Figure record extracts:
───
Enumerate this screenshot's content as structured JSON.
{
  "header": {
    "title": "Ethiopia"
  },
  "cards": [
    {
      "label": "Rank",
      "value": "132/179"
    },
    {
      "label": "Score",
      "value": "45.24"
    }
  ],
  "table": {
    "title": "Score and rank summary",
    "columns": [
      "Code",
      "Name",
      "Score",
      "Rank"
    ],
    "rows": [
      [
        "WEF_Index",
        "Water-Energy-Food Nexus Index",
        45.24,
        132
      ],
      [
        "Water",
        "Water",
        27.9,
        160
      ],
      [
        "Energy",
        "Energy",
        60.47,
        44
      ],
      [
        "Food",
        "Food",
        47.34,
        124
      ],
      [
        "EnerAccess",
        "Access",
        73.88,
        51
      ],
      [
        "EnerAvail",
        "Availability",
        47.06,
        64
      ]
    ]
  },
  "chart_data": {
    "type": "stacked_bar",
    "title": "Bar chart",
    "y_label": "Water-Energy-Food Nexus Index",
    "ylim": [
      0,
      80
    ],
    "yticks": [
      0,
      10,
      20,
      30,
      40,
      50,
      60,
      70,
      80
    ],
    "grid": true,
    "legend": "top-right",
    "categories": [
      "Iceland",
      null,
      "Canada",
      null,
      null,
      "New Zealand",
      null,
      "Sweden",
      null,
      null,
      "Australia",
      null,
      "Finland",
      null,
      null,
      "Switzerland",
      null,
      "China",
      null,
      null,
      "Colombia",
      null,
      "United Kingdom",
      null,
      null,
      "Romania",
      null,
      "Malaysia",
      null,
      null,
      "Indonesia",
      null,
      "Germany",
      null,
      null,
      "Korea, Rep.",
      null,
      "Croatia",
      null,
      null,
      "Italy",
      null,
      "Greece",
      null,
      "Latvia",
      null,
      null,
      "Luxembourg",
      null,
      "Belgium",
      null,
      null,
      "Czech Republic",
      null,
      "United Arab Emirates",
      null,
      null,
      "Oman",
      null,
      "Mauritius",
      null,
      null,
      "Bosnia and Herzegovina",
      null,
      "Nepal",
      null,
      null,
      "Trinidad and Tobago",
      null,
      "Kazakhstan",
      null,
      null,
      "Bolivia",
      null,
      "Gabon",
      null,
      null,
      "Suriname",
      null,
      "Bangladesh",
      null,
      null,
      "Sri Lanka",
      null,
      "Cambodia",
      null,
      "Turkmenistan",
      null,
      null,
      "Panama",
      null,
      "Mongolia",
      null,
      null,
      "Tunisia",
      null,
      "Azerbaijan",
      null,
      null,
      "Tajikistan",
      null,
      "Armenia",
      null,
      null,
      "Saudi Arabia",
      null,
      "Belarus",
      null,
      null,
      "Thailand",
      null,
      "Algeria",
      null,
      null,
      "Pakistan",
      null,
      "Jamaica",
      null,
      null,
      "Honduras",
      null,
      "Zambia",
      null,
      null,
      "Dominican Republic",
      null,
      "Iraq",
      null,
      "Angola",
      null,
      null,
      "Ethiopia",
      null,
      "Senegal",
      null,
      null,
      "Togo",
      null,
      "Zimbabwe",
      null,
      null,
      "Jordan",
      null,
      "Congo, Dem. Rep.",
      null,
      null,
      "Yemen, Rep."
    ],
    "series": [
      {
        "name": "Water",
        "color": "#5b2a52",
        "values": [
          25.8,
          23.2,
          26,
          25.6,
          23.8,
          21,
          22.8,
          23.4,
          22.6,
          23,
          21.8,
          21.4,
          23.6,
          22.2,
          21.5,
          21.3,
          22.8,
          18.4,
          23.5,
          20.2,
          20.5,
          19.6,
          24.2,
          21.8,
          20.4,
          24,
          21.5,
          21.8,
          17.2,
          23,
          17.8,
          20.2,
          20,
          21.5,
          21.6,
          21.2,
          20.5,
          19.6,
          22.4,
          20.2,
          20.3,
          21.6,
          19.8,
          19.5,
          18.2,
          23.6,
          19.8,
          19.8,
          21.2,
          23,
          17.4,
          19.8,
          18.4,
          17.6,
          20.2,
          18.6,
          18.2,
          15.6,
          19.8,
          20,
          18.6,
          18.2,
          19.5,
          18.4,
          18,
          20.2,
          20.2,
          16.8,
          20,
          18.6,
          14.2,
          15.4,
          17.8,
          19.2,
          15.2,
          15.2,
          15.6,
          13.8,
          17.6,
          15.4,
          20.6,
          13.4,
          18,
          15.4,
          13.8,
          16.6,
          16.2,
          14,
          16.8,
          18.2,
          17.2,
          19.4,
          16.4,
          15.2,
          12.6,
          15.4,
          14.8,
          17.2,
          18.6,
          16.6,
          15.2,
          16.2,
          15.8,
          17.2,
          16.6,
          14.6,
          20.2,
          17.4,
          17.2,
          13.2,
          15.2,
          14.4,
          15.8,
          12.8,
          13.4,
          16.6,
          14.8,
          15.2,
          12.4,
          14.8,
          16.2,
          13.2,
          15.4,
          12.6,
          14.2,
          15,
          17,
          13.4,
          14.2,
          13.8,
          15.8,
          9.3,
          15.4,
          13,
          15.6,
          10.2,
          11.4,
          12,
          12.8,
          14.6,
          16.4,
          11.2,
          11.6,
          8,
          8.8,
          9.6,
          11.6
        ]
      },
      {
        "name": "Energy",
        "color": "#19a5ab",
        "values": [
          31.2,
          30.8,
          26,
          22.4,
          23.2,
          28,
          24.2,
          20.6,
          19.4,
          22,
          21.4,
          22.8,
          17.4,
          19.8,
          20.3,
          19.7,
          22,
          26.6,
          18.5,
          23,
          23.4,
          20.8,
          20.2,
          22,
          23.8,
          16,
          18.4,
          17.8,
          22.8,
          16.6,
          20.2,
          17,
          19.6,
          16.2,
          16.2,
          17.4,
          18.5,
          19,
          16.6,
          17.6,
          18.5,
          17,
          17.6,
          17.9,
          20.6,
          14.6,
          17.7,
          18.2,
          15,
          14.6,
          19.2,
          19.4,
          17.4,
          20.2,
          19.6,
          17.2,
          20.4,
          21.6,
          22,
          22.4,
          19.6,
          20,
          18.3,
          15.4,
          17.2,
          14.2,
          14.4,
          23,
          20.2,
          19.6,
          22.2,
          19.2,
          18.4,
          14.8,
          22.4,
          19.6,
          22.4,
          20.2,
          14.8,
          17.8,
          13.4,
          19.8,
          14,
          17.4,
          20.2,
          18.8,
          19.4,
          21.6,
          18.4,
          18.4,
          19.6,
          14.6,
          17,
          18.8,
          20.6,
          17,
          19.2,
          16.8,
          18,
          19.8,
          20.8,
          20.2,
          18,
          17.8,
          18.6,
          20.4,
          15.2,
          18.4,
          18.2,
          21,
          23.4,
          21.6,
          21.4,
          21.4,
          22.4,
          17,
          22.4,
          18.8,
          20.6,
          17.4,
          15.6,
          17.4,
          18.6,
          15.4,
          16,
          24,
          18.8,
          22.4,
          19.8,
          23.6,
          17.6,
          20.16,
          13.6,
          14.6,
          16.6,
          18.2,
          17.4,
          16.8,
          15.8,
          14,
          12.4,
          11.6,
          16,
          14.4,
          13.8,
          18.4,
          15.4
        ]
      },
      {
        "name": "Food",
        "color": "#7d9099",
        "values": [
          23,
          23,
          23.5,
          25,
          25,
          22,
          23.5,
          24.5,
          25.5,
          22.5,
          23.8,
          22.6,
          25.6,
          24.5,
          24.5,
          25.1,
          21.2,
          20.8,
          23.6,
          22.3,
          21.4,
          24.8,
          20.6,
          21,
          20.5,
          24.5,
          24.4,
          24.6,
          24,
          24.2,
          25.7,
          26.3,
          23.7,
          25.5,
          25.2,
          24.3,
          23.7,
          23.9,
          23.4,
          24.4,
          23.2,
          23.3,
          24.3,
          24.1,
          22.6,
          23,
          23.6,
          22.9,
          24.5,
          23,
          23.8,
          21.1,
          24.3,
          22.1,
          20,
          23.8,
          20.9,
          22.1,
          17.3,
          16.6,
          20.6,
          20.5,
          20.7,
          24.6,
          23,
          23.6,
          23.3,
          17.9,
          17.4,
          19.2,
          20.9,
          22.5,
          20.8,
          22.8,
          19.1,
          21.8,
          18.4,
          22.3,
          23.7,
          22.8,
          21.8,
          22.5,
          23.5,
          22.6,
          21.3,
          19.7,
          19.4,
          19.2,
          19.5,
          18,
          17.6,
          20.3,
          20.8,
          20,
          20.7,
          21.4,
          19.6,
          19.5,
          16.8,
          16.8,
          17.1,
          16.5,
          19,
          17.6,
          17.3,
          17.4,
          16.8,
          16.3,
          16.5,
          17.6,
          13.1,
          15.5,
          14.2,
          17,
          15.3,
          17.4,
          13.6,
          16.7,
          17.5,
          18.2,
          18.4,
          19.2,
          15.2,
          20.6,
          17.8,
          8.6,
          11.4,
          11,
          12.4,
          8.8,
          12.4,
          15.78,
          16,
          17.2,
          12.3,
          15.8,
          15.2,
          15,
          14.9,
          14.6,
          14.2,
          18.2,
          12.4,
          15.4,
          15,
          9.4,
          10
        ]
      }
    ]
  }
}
───
▶ _YOUR GOAL_
State the count of lines that contain the string "Score". Nothing else is needed.

▶ _WRITTEN SOLUTION_
3